### Required task
Transcribe the entries that follow exactly as they appear, minus pictures.

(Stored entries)
......

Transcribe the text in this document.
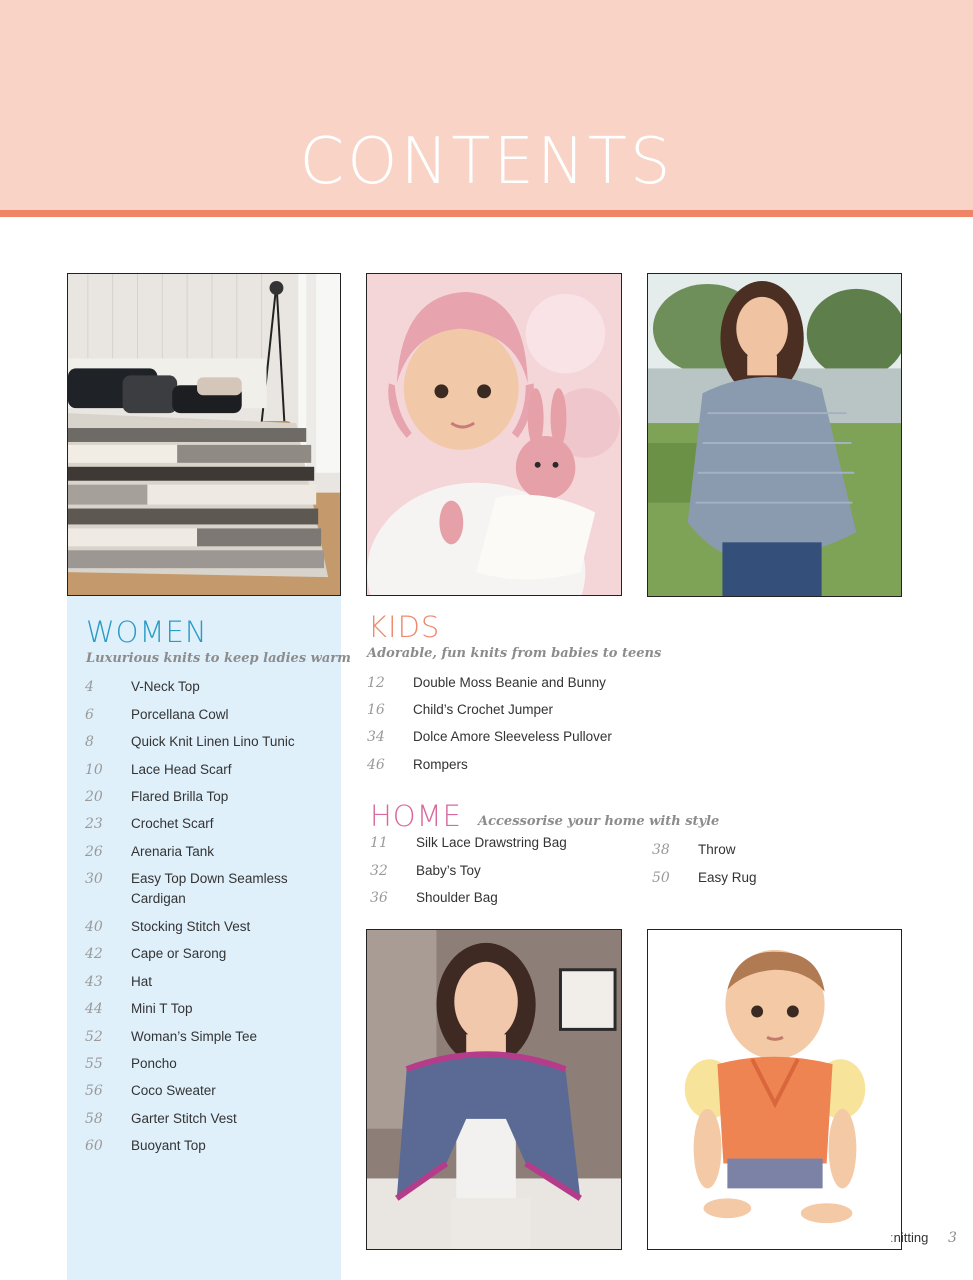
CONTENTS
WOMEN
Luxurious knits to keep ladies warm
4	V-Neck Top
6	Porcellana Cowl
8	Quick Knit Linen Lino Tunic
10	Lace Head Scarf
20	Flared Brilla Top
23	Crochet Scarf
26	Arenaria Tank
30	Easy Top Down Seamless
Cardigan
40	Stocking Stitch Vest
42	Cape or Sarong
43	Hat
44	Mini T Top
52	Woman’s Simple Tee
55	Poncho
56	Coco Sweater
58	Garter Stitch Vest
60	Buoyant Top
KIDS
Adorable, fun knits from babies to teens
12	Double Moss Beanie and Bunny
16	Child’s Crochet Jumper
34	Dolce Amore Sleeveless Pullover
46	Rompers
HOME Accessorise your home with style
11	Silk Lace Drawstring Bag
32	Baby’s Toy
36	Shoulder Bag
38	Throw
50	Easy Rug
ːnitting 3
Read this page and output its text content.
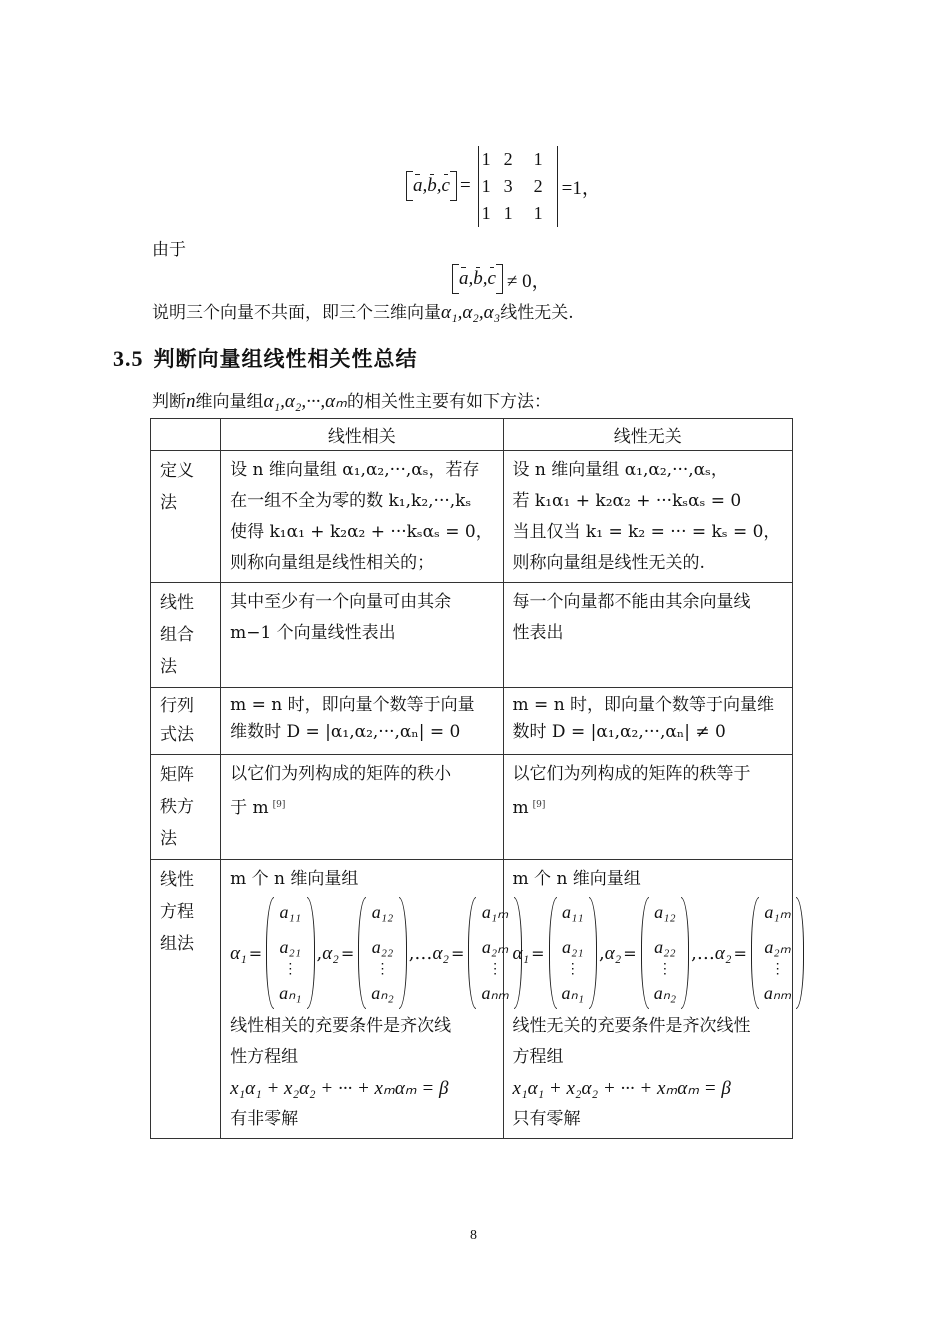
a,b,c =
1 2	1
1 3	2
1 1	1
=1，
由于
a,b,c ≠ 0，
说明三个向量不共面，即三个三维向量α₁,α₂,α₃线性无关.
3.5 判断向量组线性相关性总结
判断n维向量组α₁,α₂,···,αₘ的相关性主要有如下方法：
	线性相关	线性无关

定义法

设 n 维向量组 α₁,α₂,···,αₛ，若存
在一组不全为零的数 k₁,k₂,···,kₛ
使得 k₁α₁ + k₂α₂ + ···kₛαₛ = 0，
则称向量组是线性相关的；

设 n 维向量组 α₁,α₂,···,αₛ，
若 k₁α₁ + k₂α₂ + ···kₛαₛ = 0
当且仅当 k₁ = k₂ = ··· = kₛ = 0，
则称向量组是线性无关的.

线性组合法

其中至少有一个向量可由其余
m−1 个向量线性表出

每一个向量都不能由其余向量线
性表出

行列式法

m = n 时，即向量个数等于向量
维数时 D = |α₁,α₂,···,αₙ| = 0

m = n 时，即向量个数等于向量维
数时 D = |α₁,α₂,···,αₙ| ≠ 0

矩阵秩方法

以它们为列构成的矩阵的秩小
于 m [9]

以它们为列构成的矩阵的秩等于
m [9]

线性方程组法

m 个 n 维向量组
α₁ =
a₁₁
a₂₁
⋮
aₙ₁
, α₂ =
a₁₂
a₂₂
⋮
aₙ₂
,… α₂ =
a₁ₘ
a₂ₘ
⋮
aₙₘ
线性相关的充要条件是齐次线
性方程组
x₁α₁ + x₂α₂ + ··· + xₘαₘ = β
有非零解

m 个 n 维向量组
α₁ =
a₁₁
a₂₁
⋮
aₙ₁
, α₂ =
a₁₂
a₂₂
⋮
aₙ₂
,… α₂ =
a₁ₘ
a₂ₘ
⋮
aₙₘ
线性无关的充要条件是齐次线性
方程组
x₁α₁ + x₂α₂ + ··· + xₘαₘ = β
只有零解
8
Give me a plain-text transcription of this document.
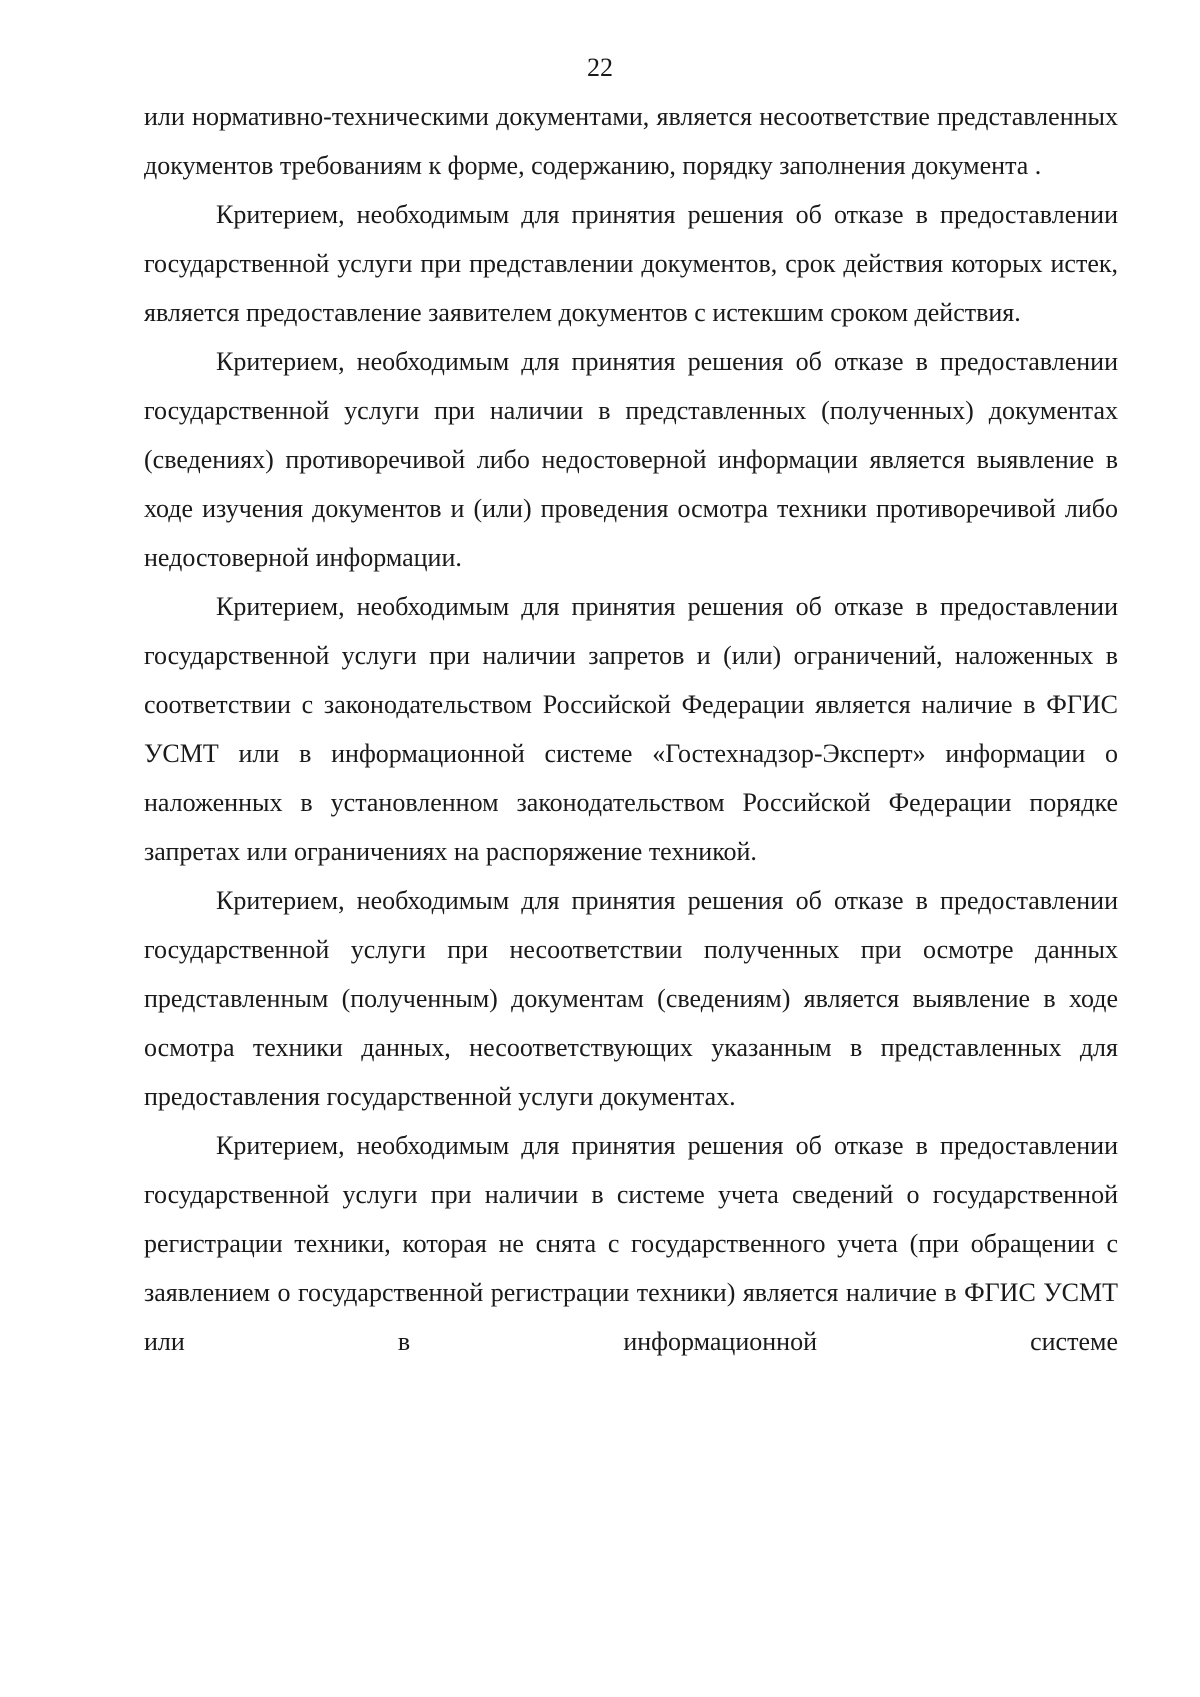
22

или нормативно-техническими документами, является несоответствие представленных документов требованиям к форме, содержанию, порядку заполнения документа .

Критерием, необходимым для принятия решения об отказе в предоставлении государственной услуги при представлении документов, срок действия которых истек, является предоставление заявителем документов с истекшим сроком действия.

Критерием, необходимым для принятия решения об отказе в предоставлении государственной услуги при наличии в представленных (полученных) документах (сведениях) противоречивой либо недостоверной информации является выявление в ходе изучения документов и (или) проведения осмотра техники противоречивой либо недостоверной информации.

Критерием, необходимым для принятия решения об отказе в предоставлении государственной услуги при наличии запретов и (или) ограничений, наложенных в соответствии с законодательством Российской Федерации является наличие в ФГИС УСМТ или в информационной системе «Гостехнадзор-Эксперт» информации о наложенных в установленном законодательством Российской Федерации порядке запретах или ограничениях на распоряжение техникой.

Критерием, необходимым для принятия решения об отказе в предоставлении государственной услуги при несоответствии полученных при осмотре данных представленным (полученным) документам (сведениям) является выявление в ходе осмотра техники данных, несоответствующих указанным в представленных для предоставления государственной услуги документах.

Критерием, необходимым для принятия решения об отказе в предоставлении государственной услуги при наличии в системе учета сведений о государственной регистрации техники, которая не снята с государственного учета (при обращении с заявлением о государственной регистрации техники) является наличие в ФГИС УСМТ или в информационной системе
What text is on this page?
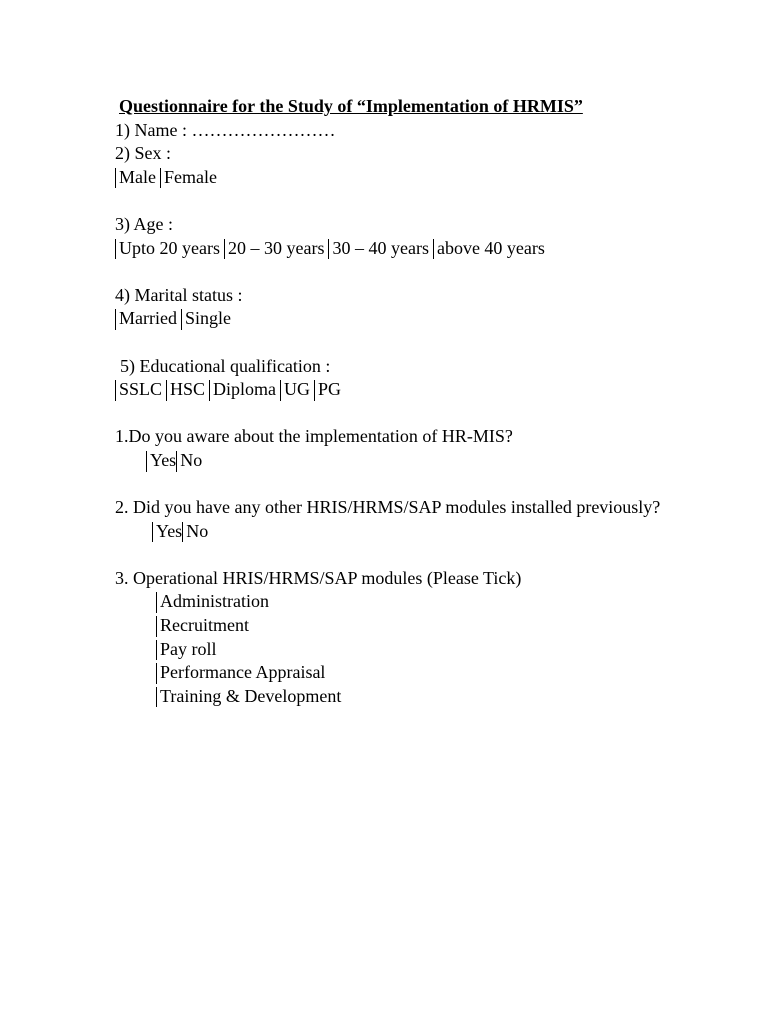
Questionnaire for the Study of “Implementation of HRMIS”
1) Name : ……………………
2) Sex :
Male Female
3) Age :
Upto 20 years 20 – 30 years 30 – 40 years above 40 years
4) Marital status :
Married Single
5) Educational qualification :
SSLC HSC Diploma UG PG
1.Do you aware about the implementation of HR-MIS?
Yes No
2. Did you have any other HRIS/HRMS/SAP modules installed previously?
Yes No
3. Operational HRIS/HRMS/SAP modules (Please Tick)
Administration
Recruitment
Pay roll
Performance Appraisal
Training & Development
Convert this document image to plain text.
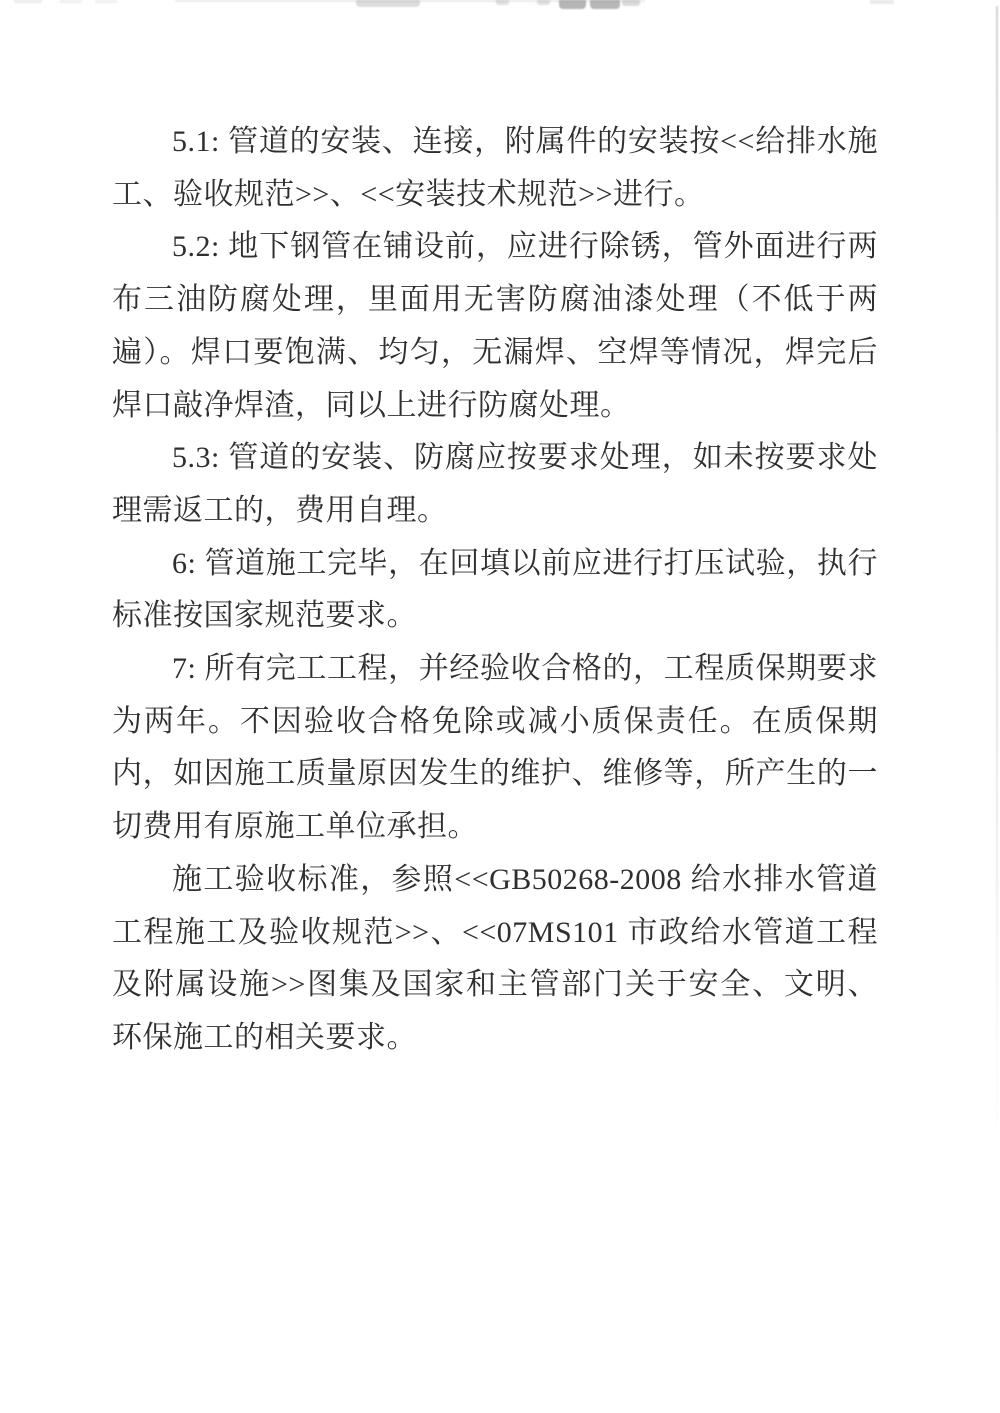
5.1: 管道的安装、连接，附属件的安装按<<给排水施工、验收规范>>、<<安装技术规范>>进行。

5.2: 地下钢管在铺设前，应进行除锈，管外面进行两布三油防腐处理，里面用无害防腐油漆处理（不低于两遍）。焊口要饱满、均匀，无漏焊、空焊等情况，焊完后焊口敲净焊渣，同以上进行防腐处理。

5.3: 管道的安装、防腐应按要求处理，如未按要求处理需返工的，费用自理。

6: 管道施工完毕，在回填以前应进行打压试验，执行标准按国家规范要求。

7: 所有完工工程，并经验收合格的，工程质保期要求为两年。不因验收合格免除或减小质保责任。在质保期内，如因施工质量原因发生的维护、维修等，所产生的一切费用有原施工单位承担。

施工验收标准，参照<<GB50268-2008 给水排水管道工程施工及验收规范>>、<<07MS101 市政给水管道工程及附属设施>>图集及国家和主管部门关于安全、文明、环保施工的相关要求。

......

### Written solution
Transcribe the text in this document.
CONTENTS
WOMEN
Luxurious knits to keep ladies warm
4	V-Neck Top
6	Porcellana Cowl
8	Quick Knit Linen Lino Tunic
10	Lace Head Scarf
20	Flared Brilla Top
23	Crochet Scarf
26	Arenaria Tank
30	Easy Top Down Seamless
Cardigan
40	Stocking Stitch Vest
42	Cape or Sarong
43	Hat
44	Mini T Top
52	Woman’s Simple Tee
55	Poncho
56	Coco Sweater
58	Garter Stitch Vest
60	Buoyant Top
KIDS
Adorable, fun knits from babies to teens
12	Double Moss Beanie and Bunny
16	Child’s Crochet Jumper
34	Dolce Amore Sleeveless Pullover
46	Rompers
HOME Accessorise your home with style
11	Silk Lace Drawstring Bag
32	Baby’s Toy
36	Shoulder Bag
38	Throw
50	Easy Rug
ːnitting 3
Read this page and output its text content.
a,b,c =
1 2	1
1 3	2
1 1	1
=1，
由于
a,b,c ≠ 0，
说明三个向量不共面，即三个三维向量α₁,α₂,α₃线性无关.
3.5 判断向量组线性相关性总结
判断n维向量组α₁,α₂,···,αₘ的相关性主要有如下方法：
	线性相关	线性无关

定义法

设 n 维向量组 α₁,α₂,···,αₛ，若存
在一组不全为零的数 k₁,k₂,···,kₛ
使得 k₁α₁ + k₂α₂ + ···kₛαₛ = 0，
则称向量组是线性相关的；

设 n 维向量组 α₁,α₂,···,αₛ，
若 k₁α₁ + k₂α₂ + ···kₛαₛ = 0
当且仅当 k₁ = k₂ = ··· = kₛ = 0，
则称向量组是线性无关的.

线性组合法

其中至少有一个向量可由其余
m−1 个向量线性表出

每一个向量都不能由其余向量线
性表出

行列式法

m = n 时，即向量个数等于向量
维数时 D = |α₁,α₂,···,αₙ| = 0

m = n 时，即向量个数等于向量维
数时 D = |α₁,α₂,···,αₙ| ≠ 0

矩阵秩方法

以它们为列构成的矩阵的秩小
于 m [9]

以它们为列构成的矩阵的秩等于
m [9]

线性方程组法

m 个 n 维向量组
α₁ =
a₁₁
a₂₁
⋮
aₙ₁
, α₂ =
a₁₂
a₂₂
⋮
aₙ₂
,… α₂ =
a₁ₘ
a₂ₘ
⋮
aₙₘ
线性相关的充要条件是齐次线
性方程组
x₁α₁ + x₂α₂ + ··· + xₘαₘ = β
有非零解

m 个 n 维向量组
α₁ =
a₁₁
a₂₁
⋮
aₙ₁
, α₂ =
a₁₂
a₂₂
⋮
aₙ₂
,… α₂ =
a₁ₘ
a₂ₘ
⋮
aₙₘ
线性无关的充要条件是齐次线性
方程组
x₁α₁ + x₂α₂ + ··· + xₘαₘ = β
只有零解
8
Give me a plain-text transcription of this document.
22

или нормативно-техническими документами, является несоответствие представленных документов требованиям к форме, содержанию, порядку заполнения документа .

Критерием, необходимым для принятия решения об отказе в предоставлении государственной услуги при представлении документов, срок действия которых истек, является предоставление заявителем документов с истекшим сроком действия.

Критерием, необходимым для принятия решения об отказе в предоставлении государственной услуги при наличии в представленных (полученных) документах (сведениях) противоречивой либо недостоверной информации является выявление в ходе изучения документов и (или) проведения осмотра техники противоречивой либо недостоверной информации.

Критерием, необходимым для принятия решения об отказе в предоставлении государственной услуги при наличии запретов и (или) ограничений, наложенных в соответствии с законодательством Российской Федерации является наличие в ФГИС УСМТ или в информационной системе «Гостехнадзор-Эксперт» информации о наложенных в установленном законодательством Российской Федерации порядке запретах или ограничениях на распоряжение техникой.

Критерием, необходимым для принятия решения об отказе в предоставлении государственной услуги при несоответствии полученных при осмотре данных представленным (полученным) документам (сведениям) является выявление в ходе осмотра техники данных, несоответствующих указанным в представленных для предоставления государственной услуги документах.

Критерием, необходимым для принятия решения об отказе в предоставлении государственной услуги при наличии в системе учета сведений о государственной регистрации техники, которая не снята с государственного учета (при обращении с заявлением о государственной регистрации техники) является наличие в ФГИС УСМТ или в информационной системе
What text is on this page?
Questionnaire for the Study of “Implementation of HRMIS”
1) Name : ……………………
2) Sex :
Male Female
3) Age :
Upto 20 years 20 – 30 years 30 – 40 years above 40 years
4) Marital status :
Married Single
5) Educational qualification :
SSLC HSC Diploma UG PG
1.Do you aware about the implementation of HR-MIS?
Yes No
2. Did you have any other HRIS/HRMS/SAP modules installed previously?
Yes No
3. Operational HRIS/HRMS/SAP modules (Please Tick)
Administration
Recruitment
Pay roll
Performance Appraisal
Training & Development
Convert this document image to plain text.
5.1: 管道的安装、连接，附属件的安装按<<给排水施工、验收规范>>、<<安装技术规范>>进行。

5.2: 地下钢管在铺设前，应进行除锈，管外面进行两布三油防腐处理，里面用无害防腐油漆处理（不低于两遍）。焊口要饱满、均匀，无漏焊、空焊等情况，焊完后焊口敲净焊渣，同以上进行防腐处理。

5.3: 管道的安装、防腐应按要求处理，如未按要求处理需返工的，费用自理。

6: 管道施工完毕，在回填以前应进行打压试验，执行标准按国家规范要求。

7: 所有完工工程，并经验收合格的，工程质保期要求为两年。不因验收合格免除或减小质保责任。在质保期内，如因施工质量原因发生的维护、维修等，所产生的一切费用有原施工单位承担。

施工验收标准，参照<<GB50268-2008 给水排水管道工程施工及验收规范>>、<<07MS101 市政给水管道工程及附属设施>>图集及国家和主管部门关于安全、文明、环保施工的相关要求。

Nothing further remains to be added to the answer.